= 作業の指示 =
**a.** X線CT装置についての文章から、番号付きで出てくる装置の部分をすべて、番号と合わせて書き出してください。
**b.** X線CT装置についての文章を読んで、次の質問に答えてください。
(i) X線に指向性を与えるのは何ですか。
(ii) 断層像はどこに表示されますか。
(iii) 検出器素子は、例としていくつ円弧状に並べられていますか。
**c.** X線CT装置についての文章の終わりのあとに続く部分を書いてください。

= 読む文章 =
================

このX線CT装置では、スキャンガントリ部310の開口部314に、設置された寝台(図示せず)に被検者を寝かせた状態で、X線管312からX線が照射される。このX線はコリメータ313により指向性を得、X線検出器315により検出されるが、この際、回転円板311を被検者の周りに回転させることにより、X線を照射する方向を変えながら、被検者を透過したX線を検出する。この計測データをもとに画像再構成部320で作成された断層像は、ディスプレイモニタ330に表示される。
ここでX線検出器315は、散乱線除去コリメータと、シンチレータとフォトダイオードとを組み合わせた検出器素子を多数(例えば960個)円弧状に配列したもので、本発明の放射線検出器を用いている。このため、本発明のX線CT装置は、高精度に組み立てられた放射線検出器を有し、高画質なCT断層像を提供することができる。
以下、本発明の実施例を説明する。

================

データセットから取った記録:

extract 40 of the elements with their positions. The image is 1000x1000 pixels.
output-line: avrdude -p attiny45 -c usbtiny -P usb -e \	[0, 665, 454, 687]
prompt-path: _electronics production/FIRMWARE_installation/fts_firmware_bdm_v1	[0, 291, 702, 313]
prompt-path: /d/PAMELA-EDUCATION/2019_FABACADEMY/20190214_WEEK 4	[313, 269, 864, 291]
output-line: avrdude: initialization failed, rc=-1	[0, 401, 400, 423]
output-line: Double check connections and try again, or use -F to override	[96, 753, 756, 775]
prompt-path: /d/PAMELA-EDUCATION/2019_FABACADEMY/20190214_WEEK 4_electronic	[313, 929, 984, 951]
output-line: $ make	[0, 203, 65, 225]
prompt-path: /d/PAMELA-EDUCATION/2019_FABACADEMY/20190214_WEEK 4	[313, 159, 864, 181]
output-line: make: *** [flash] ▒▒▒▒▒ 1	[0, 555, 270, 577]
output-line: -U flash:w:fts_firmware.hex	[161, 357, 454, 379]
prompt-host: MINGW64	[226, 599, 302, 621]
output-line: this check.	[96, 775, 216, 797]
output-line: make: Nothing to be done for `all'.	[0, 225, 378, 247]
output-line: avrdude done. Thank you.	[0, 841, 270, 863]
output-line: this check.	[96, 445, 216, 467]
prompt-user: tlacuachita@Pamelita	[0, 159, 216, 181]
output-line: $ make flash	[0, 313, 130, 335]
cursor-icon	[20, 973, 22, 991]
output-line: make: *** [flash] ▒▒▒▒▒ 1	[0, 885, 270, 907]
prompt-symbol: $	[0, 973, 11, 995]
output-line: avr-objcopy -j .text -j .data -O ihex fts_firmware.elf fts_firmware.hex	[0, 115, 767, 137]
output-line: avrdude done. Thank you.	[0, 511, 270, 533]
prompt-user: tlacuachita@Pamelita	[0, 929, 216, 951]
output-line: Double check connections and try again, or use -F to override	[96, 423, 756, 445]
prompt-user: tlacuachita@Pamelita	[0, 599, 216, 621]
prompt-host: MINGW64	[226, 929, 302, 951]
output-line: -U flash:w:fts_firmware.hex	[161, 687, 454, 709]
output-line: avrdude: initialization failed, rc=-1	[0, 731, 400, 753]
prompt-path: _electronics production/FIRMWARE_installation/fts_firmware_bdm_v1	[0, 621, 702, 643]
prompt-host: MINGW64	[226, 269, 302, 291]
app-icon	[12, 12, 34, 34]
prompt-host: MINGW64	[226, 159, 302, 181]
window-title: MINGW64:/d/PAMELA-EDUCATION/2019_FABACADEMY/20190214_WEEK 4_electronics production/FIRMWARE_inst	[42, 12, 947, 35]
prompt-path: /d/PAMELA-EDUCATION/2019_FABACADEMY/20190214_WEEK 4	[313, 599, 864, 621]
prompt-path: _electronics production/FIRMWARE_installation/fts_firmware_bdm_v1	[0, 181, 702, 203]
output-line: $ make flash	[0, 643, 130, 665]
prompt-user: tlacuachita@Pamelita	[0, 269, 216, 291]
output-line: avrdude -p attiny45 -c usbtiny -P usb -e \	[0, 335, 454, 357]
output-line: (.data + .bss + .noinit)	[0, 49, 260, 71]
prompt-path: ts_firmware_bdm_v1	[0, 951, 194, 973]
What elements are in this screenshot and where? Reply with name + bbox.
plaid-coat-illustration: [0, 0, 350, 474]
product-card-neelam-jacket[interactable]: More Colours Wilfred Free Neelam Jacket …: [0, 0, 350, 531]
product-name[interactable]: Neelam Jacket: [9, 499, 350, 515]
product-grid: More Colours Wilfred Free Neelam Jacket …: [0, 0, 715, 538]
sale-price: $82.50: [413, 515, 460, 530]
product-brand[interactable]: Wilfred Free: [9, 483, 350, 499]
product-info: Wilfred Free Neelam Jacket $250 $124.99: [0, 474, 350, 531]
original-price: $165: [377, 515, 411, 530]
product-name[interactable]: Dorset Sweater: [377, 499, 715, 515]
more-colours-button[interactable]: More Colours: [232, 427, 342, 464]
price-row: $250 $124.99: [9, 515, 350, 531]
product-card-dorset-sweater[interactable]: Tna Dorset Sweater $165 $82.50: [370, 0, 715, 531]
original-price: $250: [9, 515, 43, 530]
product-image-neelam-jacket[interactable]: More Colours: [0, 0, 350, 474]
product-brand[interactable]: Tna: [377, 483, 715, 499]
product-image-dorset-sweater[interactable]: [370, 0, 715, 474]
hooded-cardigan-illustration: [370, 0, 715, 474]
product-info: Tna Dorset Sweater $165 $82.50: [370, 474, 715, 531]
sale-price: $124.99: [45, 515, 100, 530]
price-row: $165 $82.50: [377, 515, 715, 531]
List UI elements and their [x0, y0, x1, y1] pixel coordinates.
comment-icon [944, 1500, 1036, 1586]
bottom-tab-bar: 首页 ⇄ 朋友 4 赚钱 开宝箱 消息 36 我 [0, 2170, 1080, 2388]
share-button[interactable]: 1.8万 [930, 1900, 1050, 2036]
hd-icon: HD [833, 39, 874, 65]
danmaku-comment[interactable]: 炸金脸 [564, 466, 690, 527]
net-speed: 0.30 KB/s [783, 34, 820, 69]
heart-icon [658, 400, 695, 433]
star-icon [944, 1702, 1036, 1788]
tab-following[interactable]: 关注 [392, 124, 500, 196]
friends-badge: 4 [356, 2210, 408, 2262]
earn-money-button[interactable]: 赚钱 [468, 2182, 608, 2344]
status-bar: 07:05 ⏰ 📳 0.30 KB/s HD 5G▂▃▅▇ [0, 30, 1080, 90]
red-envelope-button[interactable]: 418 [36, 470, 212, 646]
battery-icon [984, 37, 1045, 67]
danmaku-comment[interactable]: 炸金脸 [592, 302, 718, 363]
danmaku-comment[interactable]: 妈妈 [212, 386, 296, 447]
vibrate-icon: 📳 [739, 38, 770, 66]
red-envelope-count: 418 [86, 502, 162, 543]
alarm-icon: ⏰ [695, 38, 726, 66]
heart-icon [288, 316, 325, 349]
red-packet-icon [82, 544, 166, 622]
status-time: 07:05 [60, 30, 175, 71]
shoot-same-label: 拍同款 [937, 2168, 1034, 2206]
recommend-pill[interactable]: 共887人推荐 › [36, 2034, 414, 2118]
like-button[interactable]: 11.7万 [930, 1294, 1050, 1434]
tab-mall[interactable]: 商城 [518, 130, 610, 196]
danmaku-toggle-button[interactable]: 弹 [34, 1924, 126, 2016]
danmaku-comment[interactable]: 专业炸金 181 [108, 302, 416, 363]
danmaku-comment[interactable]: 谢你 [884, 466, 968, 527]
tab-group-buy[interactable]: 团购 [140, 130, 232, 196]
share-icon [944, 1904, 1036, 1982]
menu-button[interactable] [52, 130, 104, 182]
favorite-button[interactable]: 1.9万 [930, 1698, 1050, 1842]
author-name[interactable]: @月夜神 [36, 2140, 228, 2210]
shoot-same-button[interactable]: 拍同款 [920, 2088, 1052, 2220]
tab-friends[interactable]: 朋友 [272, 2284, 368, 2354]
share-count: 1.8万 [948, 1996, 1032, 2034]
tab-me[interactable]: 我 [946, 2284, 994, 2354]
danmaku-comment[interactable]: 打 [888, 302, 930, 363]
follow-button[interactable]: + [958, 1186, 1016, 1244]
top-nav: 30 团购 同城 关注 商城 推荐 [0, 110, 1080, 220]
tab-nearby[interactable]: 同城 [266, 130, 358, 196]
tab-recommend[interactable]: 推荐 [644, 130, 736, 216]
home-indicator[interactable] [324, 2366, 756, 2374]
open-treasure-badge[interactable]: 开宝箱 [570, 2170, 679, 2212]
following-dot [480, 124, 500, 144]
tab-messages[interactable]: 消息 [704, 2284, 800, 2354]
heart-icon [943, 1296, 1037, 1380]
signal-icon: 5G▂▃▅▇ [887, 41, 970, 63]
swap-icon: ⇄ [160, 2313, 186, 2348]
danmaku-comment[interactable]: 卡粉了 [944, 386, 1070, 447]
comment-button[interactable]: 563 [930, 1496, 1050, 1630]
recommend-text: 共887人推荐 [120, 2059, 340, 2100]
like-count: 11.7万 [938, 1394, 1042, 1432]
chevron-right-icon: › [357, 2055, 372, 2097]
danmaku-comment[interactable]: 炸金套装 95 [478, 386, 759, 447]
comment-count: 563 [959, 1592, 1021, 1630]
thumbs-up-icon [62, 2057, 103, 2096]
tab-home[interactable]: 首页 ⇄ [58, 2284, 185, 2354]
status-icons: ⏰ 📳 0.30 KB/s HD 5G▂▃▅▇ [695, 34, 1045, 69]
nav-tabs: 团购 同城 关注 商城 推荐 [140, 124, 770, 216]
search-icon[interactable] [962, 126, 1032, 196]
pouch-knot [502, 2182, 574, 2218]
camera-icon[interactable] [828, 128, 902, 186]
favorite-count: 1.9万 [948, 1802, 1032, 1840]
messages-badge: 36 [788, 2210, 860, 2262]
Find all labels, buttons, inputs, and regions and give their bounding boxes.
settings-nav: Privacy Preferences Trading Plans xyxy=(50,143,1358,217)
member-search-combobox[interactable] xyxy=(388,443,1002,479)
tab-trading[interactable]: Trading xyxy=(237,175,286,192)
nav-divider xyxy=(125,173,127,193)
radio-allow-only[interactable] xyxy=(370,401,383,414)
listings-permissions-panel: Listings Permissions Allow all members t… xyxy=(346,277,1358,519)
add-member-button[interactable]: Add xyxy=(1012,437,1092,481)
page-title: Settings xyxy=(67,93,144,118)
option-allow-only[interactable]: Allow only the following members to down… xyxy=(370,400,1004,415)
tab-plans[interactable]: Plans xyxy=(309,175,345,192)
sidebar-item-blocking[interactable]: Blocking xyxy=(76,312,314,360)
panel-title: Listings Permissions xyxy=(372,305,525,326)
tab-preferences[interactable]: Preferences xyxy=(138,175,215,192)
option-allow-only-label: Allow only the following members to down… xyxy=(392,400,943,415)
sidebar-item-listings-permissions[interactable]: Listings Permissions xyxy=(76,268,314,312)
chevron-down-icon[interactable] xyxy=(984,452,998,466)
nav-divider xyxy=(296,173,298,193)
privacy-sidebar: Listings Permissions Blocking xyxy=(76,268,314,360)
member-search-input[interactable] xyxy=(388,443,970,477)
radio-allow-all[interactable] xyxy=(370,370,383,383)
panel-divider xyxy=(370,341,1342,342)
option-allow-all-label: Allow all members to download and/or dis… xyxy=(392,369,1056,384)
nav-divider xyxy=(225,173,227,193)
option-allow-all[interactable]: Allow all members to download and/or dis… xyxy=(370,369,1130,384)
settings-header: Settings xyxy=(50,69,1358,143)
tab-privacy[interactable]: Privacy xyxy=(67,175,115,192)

================

= 解答の例 =
**a.**
スキャンガントリ部310
回転円板311
X線管312
コリメータ313
開口部314
X線検出器315
画像再構成部320
ディスプレイモニタ330

**b.**
(i) コリメータ313
(ii) ディスプレイモニタ330
(iii) 960個

**c.**
[実施例1]
出発原料粉末として、純度99.99%で、粒径が0.1〜5μm程度のGd2O3、Al2O3、Ga2O3、CeO2粉末を用い、Gd2.982Ce0.018Al2.8Ga2.2O12の組成になるように、各々秤量した。これをポリエチレン容器にアルミナボール、イオン交換水と共に入れ、約16時間ボールミルで混合した。混合後、蒸発皿に移して混合粉末を乾燥し、ナイロンふるいを通して整粒した。整粒粉末をアルミナるつぼに入れ、1500℃の酸素中にて4時間仮焼きした。このシンチレータ仮焼き粉末に、シンチレータ粉末1モルに対して0.0005〜0.01モルのNa2B4O7を添加し、ボールミルで約16時間湿式混合し、乾燥させた。この添加剤混合粉末を、500kgf/cm2の圧力で金型成形した後、真空中で1500℃、500kgf/cm2にてホットプレス焼結した。焼結体を、30mm×24mm×2mmの試験片に加工し、1300℃の酸素中にて4時間アニール処理し、セラミックシンチレータ板として完成させた。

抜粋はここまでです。